Dataset records:
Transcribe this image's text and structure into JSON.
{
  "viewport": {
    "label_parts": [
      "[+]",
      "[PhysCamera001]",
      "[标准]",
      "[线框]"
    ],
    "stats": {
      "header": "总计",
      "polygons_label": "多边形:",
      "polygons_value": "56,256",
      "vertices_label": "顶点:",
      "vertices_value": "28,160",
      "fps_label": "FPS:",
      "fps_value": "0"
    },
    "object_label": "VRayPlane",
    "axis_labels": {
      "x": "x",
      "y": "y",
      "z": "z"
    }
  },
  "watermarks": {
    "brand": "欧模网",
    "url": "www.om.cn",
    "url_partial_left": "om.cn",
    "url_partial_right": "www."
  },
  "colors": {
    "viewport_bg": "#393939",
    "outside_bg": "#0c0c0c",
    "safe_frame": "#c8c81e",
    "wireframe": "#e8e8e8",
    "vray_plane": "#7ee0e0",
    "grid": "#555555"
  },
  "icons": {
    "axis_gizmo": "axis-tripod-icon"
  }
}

==

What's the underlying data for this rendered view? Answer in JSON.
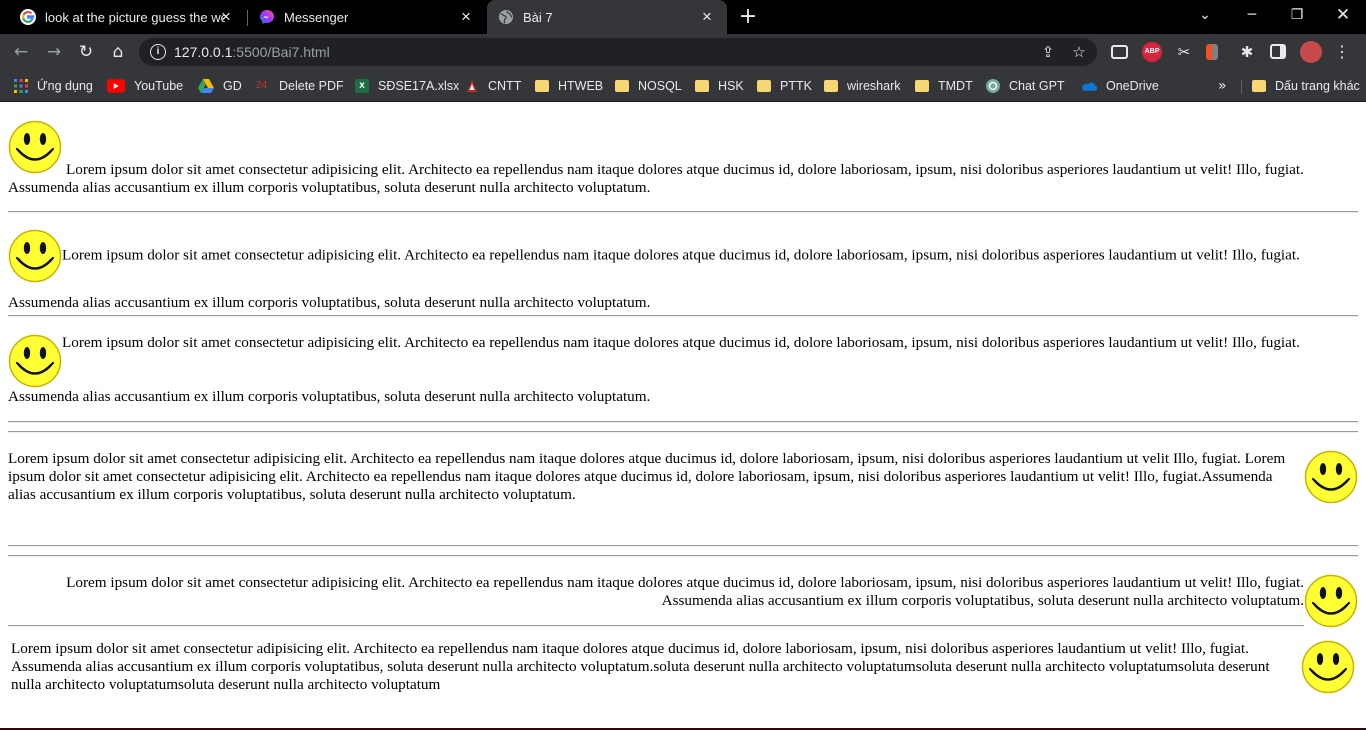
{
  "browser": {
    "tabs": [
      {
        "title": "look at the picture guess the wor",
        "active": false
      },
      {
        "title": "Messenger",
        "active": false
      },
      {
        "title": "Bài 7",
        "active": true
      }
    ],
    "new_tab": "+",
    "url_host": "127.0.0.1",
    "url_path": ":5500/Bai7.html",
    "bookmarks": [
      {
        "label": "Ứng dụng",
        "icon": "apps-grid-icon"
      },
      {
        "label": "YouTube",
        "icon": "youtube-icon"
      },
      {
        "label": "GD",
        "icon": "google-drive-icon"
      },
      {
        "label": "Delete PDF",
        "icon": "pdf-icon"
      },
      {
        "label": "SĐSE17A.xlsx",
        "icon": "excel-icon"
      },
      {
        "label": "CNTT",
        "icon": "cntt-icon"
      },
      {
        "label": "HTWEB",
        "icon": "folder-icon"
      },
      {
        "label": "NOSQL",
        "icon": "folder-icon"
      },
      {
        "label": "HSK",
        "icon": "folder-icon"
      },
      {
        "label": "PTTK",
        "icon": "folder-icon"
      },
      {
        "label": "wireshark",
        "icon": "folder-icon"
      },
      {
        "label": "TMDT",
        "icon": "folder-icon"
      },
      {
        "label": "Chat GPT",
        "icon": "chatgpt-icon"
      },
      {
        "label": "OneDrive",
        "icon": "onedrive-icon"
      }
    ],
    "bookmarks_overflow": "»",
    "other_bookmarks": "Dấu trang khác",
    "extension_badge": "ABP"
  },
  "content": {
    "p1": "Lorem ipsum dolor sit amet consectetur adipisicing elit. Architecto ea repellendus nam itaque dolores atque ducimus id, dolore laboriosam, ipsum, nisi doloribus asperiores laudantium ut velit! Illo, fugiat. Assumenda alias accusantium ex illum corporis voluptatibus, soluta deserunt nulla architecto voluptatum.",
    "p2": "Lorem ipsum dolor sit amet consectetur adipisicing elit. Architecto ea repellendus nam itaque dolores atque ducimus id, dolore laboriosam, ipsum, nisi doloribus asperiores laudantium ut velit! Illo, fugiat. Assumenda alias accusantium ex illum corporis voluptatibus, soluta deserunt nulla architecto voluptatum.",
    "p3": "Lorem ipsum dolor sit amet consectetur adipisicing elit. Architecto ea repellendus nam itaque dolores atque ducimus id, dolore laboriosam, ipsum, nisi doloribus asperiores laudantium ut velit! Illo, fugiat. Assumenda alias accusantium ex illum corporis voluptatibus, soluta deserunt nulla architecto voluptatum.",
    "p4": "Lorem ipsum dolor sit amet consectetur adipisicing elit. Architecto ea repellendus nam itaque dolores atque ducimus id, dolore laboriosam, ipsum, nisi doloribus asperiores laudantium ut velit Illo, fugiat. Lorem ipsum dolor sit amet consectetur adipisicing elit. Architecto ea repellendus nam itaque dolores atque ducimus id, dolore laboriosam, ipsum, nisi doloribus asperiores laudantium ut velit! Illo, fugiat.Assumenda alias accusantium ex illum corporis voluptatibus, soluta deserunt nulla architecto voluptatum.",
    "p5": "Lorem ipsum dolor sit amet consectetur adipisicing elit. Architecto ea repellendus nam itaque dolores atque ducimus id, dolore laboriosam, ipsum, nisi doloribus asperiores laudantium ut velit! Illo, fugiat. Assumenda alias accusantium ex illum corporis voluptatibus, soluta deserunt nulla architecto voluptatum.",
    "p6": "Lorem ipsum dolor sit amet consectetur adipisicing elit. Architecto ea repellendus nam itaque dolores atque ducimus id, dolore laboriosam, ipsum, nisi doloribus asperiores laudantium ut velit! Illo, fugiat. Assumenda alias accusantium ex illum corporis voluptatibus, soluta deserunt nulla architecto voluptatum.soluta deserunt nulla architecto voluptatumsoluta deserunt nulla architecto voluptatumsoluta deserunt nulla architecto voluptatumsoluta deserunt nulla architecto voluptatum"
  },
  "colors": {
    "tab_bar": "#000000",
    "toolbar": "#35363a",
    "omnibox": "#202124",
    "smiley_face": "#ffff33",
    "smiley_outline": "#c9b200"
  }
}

**Aim of the task**
Show all lines above holding "JSON".

**Task answer**
Transcribe this image's text and structure into JSON.
What's the underlying data for this rendered view? Answer in JSON.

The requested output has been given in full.